▸ RECORDS SHOWN
* * *
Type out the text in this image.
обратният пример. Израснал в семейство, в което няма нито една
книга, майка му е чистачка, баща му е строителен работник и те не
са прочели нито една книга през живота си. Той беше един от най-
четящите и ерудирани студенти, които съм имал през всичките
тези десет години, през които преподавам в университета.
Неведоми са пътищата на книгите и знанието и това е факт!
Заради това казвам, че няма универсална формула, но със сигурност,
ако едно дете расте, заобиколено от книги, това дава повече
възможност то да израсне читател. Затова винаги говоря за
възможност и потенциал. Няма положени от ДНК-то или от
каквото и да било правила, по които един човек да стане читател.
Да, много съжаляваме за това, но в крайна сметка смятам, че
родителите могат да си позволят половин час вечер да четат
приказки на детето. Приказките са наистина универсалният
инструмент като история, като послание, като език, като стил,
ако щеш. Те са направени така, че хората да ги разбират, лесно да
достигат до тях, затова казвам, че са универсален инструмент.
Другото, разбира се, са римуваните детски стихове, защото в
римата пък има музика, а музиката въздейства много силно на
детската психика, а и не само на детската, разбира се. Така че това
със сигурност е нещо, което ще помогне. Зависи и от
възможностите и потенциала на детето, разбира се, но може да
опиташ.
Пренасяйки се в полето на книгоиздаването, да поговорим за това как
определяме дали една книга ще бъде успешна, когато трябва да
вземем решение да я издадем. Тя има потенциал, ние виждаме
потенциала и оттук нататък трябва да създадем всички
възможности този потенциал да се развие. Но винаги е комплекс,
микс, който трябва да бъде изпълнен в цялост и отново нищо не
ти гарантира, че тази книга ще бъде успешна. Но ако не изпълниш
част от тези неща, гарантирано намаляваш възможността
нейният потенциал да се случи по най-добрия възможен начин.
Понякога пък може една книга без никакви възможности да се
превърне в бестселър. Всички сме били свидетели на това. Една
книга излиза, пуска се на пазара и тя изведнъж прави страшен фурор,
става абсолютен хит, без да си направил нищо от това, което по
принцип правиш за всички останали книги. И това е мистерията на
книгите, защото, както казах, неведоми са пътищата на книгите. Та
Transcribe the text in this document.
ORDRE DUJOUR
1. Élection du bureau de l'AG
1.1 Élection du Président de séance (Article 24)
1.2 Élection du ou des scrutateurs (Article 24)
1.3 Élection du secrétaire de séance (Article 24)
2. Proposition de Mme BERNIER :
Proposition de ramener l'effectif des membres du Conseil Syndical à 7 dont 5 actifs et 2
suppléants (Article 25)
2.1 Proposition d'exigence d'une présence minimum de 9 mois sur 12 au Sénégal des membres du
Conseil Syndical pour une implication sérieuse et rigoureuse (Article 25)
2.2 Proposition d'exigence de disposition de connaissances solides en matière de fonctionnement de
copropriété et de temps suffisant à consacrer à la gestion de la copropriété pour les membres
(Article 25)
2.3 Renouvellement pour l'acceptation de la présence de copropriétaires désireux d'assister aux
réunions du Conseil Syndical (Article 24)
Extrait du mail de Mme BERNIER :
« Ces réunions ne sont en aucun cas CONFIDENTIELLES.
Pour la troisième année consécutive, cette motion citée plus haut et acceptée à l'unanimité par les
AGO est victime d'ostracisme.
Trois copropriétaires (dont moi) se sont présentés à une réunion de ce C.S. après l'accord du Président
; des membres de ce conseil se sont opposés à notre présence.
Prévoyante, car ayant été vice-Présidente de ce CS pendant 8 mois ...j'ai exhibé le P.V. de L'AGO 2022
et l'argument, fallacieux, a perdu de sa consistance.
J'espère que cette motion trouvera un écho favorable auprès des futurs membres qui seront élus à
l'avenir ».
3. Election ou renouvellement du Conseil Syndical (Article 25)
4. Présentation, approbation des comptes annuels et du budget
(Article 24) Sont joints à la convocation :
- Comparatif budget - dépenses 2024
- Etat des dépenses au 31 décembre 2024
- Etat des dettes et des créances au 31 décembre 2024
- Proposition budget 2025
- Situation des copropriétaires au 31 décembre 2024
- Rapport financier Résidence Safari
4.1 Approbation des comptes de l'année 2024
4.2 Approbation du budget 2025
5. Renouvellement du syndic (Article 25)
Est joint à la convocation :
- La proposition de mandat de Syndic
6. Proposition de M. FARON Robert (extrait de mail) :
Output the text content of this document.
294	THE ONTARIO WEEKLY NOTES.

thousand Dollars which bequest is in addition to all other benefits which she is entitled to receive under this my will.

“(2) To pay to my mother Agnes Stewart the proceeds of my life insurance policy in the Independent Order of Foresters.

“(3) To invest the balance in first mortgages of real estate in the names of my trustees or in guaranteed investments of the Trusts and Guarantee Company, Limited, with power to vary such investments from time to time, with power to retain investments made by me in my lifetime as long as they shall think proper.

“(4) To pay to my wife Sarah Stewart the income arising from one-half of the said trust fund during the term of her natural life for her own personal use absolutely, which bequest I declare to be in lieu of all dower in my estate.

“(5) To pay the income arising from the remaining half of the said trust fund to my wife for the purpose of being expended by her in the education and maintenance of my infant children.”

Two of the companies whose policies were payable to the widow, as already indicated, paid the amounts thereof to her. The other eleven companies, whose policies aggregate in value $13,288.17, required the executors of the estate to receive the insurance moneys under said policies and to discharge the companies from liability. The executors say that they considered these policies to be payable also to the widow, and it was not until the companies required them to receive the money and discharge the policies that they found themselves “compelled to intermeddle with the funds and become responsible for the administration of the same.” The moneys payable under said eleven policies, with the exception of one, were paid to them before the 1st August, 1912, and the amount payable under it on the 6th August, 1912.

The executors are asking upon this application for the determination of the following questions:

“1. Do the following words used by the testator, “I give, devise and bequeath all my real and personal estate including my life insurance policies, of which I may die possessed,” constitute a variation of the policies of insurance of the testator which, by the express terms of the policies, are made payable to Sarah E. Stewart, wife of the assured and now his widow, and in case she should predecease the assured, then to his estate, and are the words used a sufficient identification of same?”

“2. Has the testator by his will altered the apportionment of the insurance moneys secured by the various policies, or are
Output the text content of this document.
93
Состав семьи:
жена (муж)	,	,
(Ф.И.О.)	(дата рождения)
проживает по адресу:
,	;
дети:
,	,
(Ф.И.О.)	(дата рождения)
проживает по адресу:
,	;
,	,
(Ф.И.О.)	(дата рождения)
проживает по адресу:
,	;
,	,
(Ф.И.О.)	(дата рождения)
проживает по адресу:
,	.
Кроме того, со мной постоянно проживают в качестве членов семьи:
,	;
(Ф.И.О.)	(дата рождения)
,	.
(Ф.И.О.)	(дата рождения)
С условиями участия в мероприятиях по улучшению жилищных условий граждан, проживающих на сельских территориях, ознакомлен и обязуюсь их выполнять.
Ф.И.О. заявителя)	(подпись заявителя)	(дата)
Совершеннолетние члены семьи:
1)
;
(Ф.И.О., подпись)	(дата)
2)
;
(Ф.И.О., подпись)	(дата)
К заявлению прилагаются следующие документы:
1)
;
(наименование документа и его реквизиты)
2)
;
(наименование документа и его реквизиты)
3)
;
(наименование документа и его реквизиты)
* * *
▸ WHAT IS REQUIRED
Please reproduce the entire listing, exactly as shown.

▸ EXERCISE SOLUTION
Type out the text in this image.
обратният пример. Израснал в семейство, в което няма нито една
книга, майка му е чистачка, баща му е строителен работник и те не
са прочели нито една книга през живота си. Той беше един от най-
четящите и ерудирани студенти, които съм имал през всичките
тези десет години, през които преподавам в университета.
Неведоми са пътищата на книгите и знанието и това е факт!
Заради това казвам, че няма универсална формула, но със сигурност,
ако едно дете расте, заобиколено от книги, това дава повече
възможност то да израсне читател. Затова винаги говоря за
възможност и потенциал. Няма положени от ДНК-то или от
каквото и да било правила, по които един човек да стане читател.
Да, много съжаляваме за това, но в крайна сметка смятам, че
родителите могат да си позволят половин час вечер да четат
приказки на детето. Приказките са наистина универсалният
инструмент като история, като послание, като език, като стил,
ако щеш. Те са направени така, че хората да ги разбират, лесно да
достигат до тях, затова казвам, че са универсален инструмент.
Другото, разбира се, са римуваните детски стихове, защото в
римата пък има музика, а музиката въздейства много силно на
детската психика, а и не само на детската, разбира се. Така че това
със сигурност е нещо, което ще помогне. Зависи и от
възможностите и потенциала на детето, разбира се, но може да
опиташ.
Пренасяйки се в полето на книгоиздаването, да поговорим за това как
определяме дали една книга ще бъде успешна, когато трябва да
вземем решение да я издадем. Тя има потенциал, ние виждаме
потенциала и оттук нататък трябва да създадем всички
възможности този потенциал да се развие. Но винаги е комплекс,
микс, който трябва да бъде изпълнен в цялост и отново нищо не
ти гарантира, че тази книга ще бъде успешна. Но ако не изпълниш
част от тези неща, гарантирано намаляваш възможността
нейният потенциал да се случи по най-добрия възможен начин.
Понякога пък може една книга без никакви възможности да се
превърне в бестселър. Всички сме били свидетели на това. Една
книга излиза, пуска се на пазара и тя изведнъж прави страшен фурор,
става абсолютен хит, без да си направил нищо от това, което по
принцип правиш за всички останали книги. И това е мистерията на
книгите, защото, както казах, неведоми са пътищата на книгите. Та
Transcribe the text in this document.
ORDRE DUJOUR
1. Élection du bureau de l'AG
1.1 Élection du Président de séance (Article 24)
1.2 Élection du ou des scrutateurs (Article 24)
1.3 Élection du secrétaire de séance (Article 24)
2. Proposition de Mme BERNIER :
Proposition de ramener l'effectif des membres du Conseil Syndical à 7 dont 5 actifs et 2
suppléants (Article 25)
2.1 Proposition d'exigence d'une présence minimum de 9 mois sur 12 au Sénégal des membres du
Conseil Syndical pour une implication sérieuse et rigoureuse (Article 25)
2.2 Proposition d'exigence de disposition de connaissances solides en matière de fonctionnement de
copropriété et de temps suffisant à consacrer à la gestion de la copropriété pour les membres
(Article 25)
2.3 Renouvellement pour l'acceptation de la présence de copropriétaires désireux d'assister aux
réunions du Conseil Syndical (Article 24)
Extrait du mail de Mme BERNIER :
« Ces réunions ne sont en aucun cas CONFIDENTIELLES.
Pour la troisième année consécutive, cette motion citée plus haut et acceptée à l'unanimité par les
AGO est victime d'ostracisme.
Trois copropriétaires (dont moi) se sont présentés à une réunion de ce C.S. après l'accord du Président
; des membres de ce conseil se sont opposés à notre présence.
Prévoyante, car ayant été vice-Présidente de ce CS pendant 8 mois ...j'ai exhibé le P.V. de L'AGO 2022
et l'argument, fallacieux, a perdu de sa consistance.
J'espère que cette motion trouvera un écho favorable auprès des futurs membres qui seront élus à
l'avenir ».
3. Election ou renouvellement du Conseil Syndical (Article 25)
4. Présentation, approbation des comptes annuels et du budget
(Article 24) Sont joints à la convocation :
- Comparatif budget - dépenses 2024
- Etat des dépenses au 31 décembre 2024
- Etat des dettes et des créances au 31 décembre 2024
- Proposition budget 2025
- Situation des copropriétaires au 31 décembre 2024
- Rapport financier Résidence Safari
4.1 Approbation des comptes de l'année 2024
4.2 Approbation du budget 2025
5. Renouvellement du syndic (Article 25)
Est joint à la convocation :
- La proposition de mandat de Syndic
6. Proposition de M. FARON Robert (extrait de mail) :
Output the text content of this document.
294	THE ONTARIO WEEKLY NOTES.

thousand Dollars which bequest is in addition to all other benefits which she is entitled to receive under this my will.

“(2) To pay to my mother Agnes Stewart the proceeds of my life insurance policy in the Independent Order of Foresters.

“(3) To invest the balance in first mortgages of real estate in the names of my trustees or in guaranteed investments of the Trusts and Guarantee Company, Limited, with power to vary such investments from time to time, with power to retain investments made by me in my lifetime as long as they shall think proper.

“(4) To pay to my wife Sarah Stewart the income arising from one-half of the said trust fund during the term of her natural life for her own personal use absolutely, which bequest I declare to be in lieu of all dower in my estate.

“(5) To pay the income arising from the remaining half of the said trust fund to my wife for the purpose of being expended by her in the education and maintenance of my infant children.”

Two of the companies whose policies were payable to the widow, as already indicated, paid the amounts thereof to her. The other eleven companies, whose policies aggregate in value $13,288.17, required the executors of the estate to receive the insurance moneys under said policies and to discharge the companies from liability. The executors say that they considered these policies to be payable also to the widow, and it was not until the companies required them to receive the money and discharge the policies that they found themselves “compelled to intermeddle with the funds and become responsible for the administration of the same.” The moneys payable under said eleven policies, with the exception of one, were paid to them before the 1st August, 1912, and the amount payable under it on the 6th August, 1912.

The executors are asking upon this application for the determination of the following questions:

“1. Do the following words used by the testator, “I give, devise and bequeath all my real and personal estate including my life insurance policies, of which I may die possessed,” constitute a variation of the policies of insurance of the testator which, by the express terms of the policies, are made payable to Sarah E. Stewart, wife of the assured and now his widow, and in case she should predecease the assured, then to his estate, and are the words used a sufficient identification of same?”

“2. Has the testator by his will altered the apportionment of the insurance moneys secured by the various policies, or are
Output the text content of this document.
93
Состав семьи:
жена (муж)	,	,
(Ф.И.О.)	(дата рождения)
проживает по адресу:
,	;
дети:
,	,
(Ф.И.О.)	(дата рождения)
проживает по адресу:
,	;
,	,
(Ф.И.О.)	(дата рождения)
проживает по адресу:
,	;
,	,
(Ф.И.О.)	(дата рождения)
проживает по адресу:
,	.
Кроме того, со мной постоянно проживают в качестве членов семьи:
,	;
(Ф.И.О.)	(дата рождения)
,	.
(Ф.И.О.)	(дата рождения)
С условиями участия в мероприятиях по улучшению жилищных условий граждан, проживающих на сельских территориях, ознакомлен и обязуюсь их выполнять.
Ф.И.О. заявителя)	(подпись заявителя)	(дата)
Совершеннолетние члены семьи:
1)
;
(Ф.И.О., подпись)	(дата)
2)
;
(Ф.И.О., подпись)	(дата)
К заявлению прилагаются следующие документы:
1)
;
(наименование документа и его реквизиты)
2)
;
(наименование документа и его реквизиты)
3)
;
(наименование документа и его реквизиты)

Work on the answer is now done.